Reproduce the entries below verbatim, starting at the line that contains "paper-size-description-line: Sets your" and ending at the line that contains "item-name-cell [192,1018,360,1274]", with both of those lines included.

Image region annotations
------------------------------------------------------------

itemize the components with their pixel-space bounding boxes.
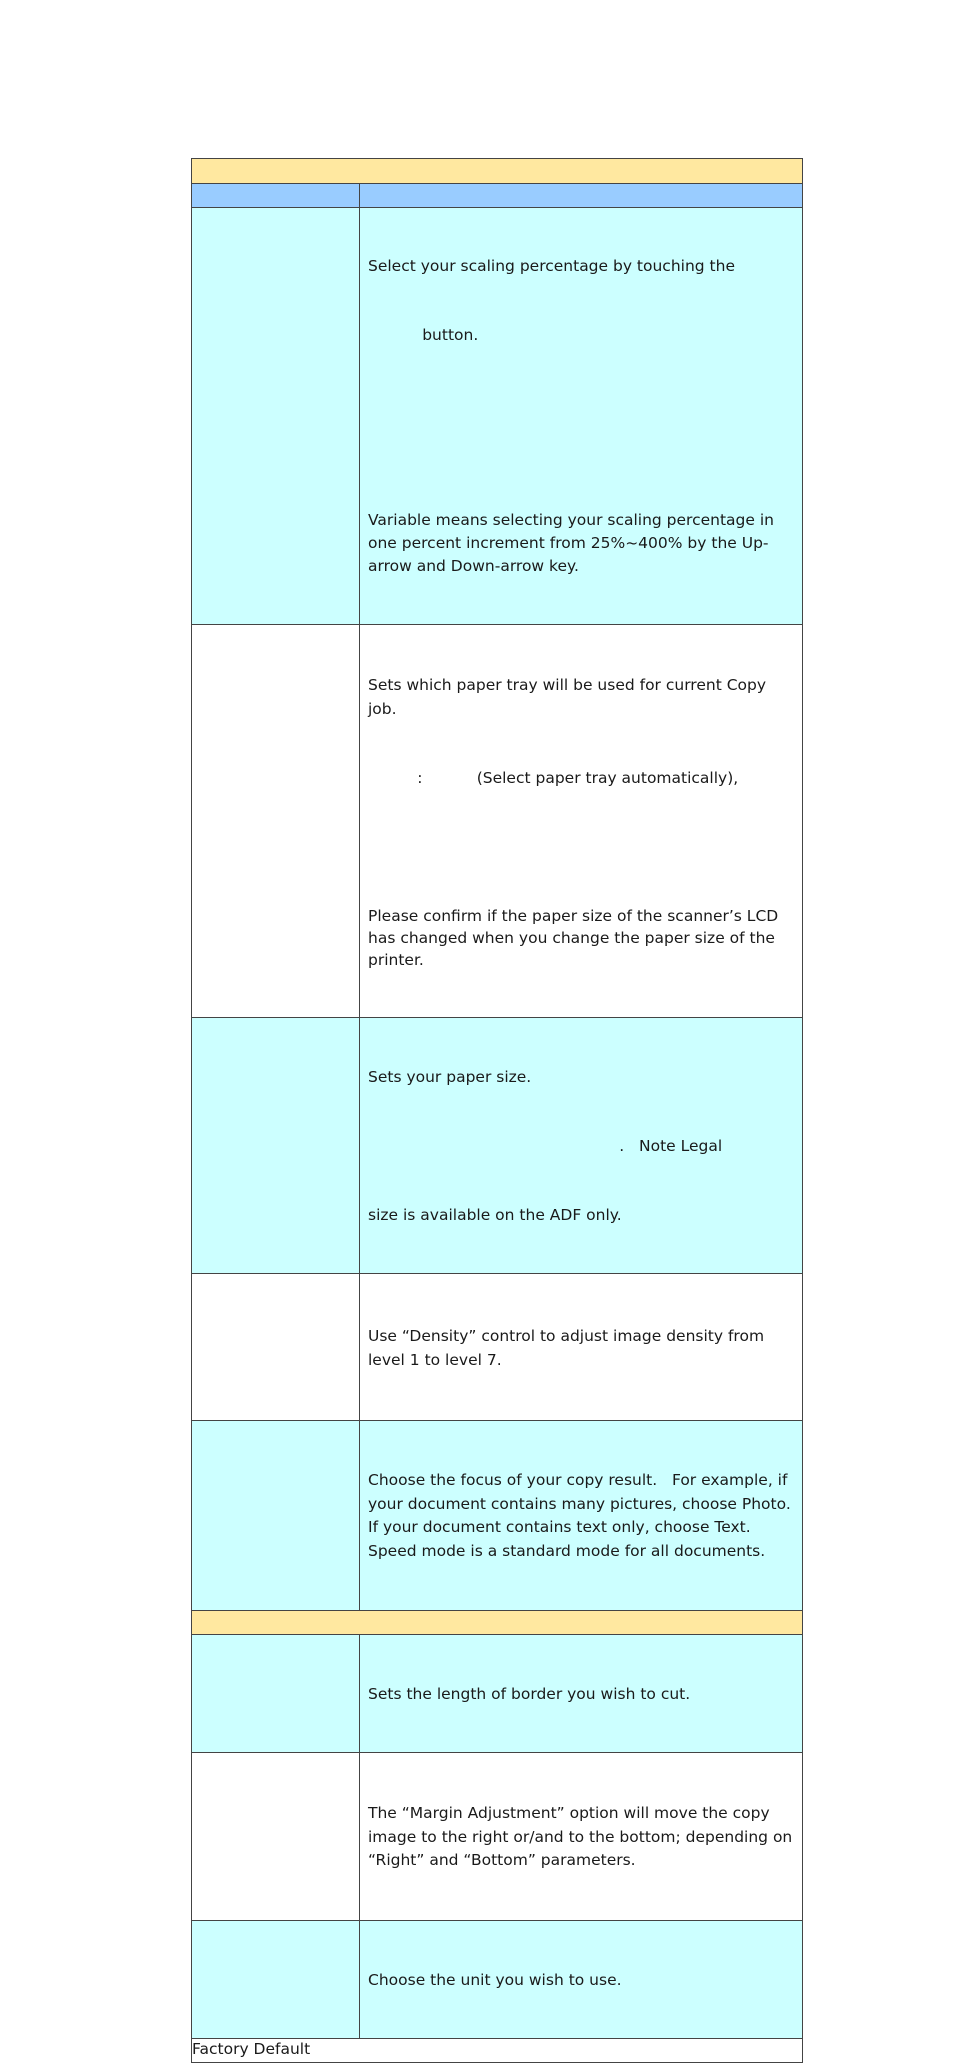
paper-size-description-line: Sets your paper size. [368,1068,532,1086]
paper-size-description-line: size is available on the ADF only. [368,1206,622,1224]
item-name-cell [192,1753,360,1921]
quality-description-line: Choose the focus of your copy result. For example, if your document contains many pictures, choose Photo. If your document contains text only, choose Text. Speed mode is a standard mode for all documents. [368,1471,796,1560]
table-row-scaling [192,208,803,625]
table-row-density [192,1274,803,1421]
item-description-cell [360,1274,803,1421]
scaling-description-line: button. [368,326,479,344]
section-header-row [192,1611,803,1635]
table-footer-row [192,2038,803,2062]
item-name-cell [192,1018,360,1274]
paper-tray-description-line: Sets which paper tray will be used for current Copy job. [368,676,771,718]
item-description-cell [360,1753,803,1921]
item-description-cell [360,625,803,1018]
table-row-border-cut [192,1635,803,1753]
border-cut-description-line: Sets the length of border you wish to cut. [368,1685,691,1703]
item-name-cell [192,1920,360,2038]
paper-tray-description-line: Please confirm if the paper size of the scanner’s LCD has changed when you change the paper size of the printer. [368,907,784,969]
section-header-row [192,159,803,184]
item-description-cell [360,1421,803,1611]
column-header-row [192,184,803,208]
factory-default-note: Factory Default [192,2038,803,2062]
settings-table [191,158,803,2063]
column-header-item [192,184,360,208]
item-description-cell [360,1635,803,1753]
density-description-line: Use “Density” control to adjust image density from level 1 to level 7. [368,1327,769,1369]
table-row-margin-adjustment [192,1753,803,1921]
unit-description-line: Choose the unit you wish to use. [368,1970,622,1989]
item-description-cell [360,1018,803,1274]
paper-tray-description-line: : (Select paper tray automatically), [368,769,739,787]
table-row-paper-size [192,1018,803,1274]
item-name-cell [192,208,360,625]
item-name-cell [192,1635,360,1753]
column-header-description [360,184,803,208]
item-name-cell [192,625,360,1018]
paper-size-description-line: . Note Legal [368,1137,723,1155]
section-header-cell [192,1611,803,1635]
margin-adjustment-description-line: The “Margin Adjustment” option will move the copy image to the right or/and to the bottom; depending on “Right” and “Bottom” parameters. [368,1804,798,1869]
item-name-cell [192,1274,360,1421]
table-row-paper-tray [192,625,803,1018]
table-row-quality [192,1421,803,1611]
item-description-cell [360,1920,803,2038]
section-header-cell [192,159,803,184]
scaling-description-line: Variable means selecting your scaling percentage in one percent increment from 25%~400% by the Up-arrow and Down-arrow key. [368,511,779,575]
table-row-unit [192,1920,803,2038]
item-name-cell [192,1421,360,1611]
item-description-cell [360,208,803,625]
scaling-description-line: Select your scaling percentage by touching the [368,257,735,275]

------------------------------------------------------------

# TASK RESULT:
paper-size-description-line: Sets your paper size. [368,1068,532,1086]
paper-size-description-line: size is available on the ADF only. [368,1206,622,1224]
item-name-cell [192,1753,360,1921]
quality-description-line: Choose the focus of your copy result. For example, if your document contains many pictures, choose Photo. If your document contains text only, choose Text. Speed mode is a standard mode for all documents. [368,1471,796,1560]
table-row-scaling [192,208,803,625]
table-row-density [192,1274,803,1421]
item-description-cell [360,1274,803,1421]
scaling-description-line: button. [368,326,479,344]
section-header-row [192,1611,803,1635]
table-footer-row [192,2038,803,2062]
item-name-cell [192,1018,360,1274]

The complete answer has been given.